To be done -
Identify the lines holding "incremental" and copy them.

[Data entries]
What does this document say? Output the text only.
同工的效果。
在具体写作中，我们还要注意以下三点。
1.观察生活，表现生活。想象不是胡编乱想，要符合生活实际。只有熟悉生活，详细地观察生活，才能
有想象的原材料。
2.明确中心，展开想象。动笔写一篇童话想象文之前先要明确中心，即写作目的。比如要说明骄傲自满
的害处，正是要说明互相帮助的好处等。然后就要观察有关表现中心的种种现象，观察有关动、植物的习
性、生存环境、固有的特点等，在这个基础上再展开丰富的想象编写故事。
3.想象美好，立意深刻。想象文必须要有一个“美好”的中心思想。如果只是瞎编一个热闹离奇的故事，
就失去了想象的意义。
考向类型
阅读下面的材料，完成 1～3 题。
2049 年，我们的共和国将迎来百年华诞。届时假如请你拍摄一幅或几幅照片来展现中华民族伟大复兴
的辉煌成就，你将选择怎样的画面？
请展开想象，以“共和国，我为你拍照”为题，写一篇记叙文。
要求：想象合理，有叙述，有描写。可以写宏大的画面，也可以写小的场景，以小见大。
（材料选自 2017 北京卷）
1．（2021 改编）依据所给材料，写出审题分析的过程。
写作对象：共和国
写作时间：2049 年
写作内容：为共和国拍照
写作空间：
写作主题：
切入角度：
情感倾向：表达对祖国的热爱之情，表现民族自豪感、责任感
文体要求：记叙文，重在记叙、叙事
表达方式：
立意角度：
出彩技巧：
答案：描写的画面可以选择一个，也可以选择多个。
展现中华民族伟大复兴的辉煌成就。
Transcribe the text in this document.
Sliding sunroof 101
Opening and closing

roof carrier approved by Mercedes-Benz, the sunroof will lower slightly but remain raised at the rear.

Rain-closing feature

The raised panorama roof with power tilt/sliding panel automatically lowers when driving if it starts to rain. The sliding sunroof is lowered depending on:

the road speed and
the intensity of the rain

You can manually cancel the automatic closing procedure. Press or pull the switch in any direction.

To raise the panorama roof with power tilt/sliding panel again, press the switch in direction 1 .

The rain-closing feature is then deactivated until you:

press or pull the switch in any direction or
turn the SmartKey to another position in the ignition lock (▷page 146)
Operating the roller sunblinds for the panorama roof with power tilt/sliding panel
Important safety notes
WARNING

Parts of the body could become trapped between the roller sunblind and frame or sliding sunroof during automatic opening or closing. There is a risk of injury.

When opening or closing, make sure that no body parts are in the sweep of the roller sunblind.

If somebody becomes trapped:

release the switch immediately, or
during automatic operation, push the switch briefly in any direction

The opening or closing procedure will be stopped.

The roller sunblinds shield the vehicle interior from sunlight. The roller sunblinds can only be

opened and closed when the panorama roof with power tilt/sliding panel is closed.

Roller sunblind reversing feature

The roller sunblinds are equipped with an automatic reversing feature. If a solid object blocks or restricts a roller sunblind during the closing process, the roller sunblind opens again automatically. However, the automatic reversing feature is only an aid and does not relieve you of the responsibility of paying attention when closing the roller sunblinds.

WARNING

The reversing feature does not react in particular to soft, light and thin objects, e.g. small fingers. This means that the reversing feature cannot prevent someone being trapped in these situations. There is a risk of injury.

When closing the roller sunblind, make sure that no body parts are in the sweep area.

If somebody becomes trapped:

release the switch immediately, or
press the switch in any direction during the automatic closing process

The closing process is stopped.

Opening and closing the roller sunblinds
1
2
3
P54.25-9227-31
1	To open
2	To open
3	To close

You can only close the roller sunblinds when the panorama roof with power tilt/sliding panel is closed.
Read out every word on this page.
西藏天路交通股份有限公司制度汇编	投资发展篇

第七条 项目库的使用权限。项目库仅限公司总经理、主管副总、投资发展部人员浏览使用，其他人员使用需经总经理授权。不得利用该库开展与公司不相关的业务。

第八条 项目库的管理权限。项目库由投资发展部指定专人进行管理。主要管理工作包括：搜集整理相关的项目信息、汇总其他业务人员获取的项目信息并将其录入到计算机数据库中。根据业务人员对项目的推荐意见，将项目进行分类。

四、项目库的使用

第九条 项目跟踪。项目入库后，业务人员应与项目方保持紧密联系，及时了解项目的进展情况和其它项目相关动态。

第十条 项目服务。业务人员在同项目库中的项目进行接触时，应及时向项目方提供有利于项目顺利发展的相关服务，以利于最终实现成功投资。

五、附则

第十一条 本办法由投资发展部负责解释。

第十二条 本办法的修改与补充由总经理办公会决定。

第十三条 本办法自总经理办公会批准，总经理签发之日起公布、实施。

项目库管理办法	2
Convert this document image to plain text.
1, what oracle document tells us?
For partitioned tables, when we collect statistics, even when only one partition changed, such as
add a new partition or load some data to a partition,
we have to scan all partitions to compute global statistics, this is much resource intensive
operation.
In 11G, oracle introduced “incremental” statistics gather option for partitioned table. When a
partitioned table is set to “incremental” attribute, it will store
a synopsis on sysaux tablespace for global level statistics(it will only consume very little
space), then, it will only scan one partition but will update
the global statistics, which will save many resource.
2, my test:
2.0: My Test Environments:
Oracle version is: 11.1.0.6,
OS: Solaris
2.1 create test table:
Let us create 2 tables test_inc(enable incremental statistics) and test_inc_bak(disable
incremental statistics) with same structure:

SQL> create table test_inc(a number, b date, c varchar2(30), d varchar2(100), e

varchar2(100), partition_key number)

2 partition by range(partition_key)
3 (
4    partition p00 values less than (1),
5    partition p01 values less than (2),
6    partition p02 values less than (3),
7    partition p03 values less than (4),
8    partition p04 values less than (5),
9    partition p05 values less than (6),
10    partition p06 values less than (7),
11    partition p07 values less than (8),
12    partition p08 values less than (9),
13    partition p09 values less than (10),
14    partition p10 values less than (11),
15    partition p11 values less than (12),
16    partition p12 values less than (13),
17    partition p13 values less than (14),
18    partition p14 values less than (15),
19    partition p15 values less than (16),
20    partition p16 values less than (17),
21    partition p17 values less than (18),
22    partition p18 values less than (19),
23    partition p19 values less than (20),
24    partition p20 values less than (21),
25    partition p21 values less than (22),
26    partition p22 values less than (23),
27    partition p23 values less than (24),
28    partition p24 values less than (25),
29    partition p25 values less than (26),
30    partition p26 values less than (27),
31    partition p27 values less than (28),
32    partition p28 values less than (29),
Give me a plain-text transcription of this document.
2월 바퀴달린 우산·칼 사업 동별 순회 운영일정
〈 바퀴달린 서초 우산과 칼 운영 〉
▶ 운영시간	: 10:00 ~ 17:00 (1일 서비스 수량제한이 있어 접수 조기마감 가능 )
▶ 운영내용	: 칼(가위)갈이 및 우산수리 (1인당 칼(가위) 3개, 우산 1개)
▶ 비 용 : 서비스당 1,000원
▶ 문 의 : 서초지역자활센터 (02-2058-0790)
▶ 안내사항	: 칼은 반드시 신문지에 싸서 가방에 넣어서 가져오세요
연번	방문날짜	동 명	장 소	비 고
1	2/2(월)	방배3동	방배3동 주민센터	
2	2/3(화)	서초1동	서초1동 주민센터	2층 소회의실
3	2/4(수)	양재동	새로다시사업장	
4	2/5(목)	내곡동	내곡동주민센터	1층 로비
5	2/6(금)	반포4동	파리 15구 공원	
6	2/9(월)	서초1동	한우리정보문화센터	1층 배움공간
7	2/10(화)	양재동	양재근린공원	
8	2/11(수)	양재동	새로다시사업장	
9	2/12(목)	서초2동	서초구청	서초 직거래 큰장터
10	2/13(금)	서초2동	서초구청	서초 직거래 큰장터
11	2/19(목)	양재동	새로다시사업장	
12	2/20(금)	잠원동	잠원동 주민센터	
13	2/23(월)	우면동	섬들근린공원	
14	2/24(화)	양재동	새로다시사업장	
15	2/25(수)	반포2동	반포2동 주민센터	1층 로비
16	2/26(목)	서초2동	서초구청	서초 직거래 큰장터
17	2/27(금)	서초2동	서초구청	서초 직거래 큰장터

Result of this exercise -
In 11G, oracle introduced “incremental” statistics gather option for partitioned table. When a
partitioned table is set to “incremental” attribute, it will store
Let us create 2 tables test_inc(enable incremental statistics) and test_inc_bak(disable
incremental statistics) with same structure:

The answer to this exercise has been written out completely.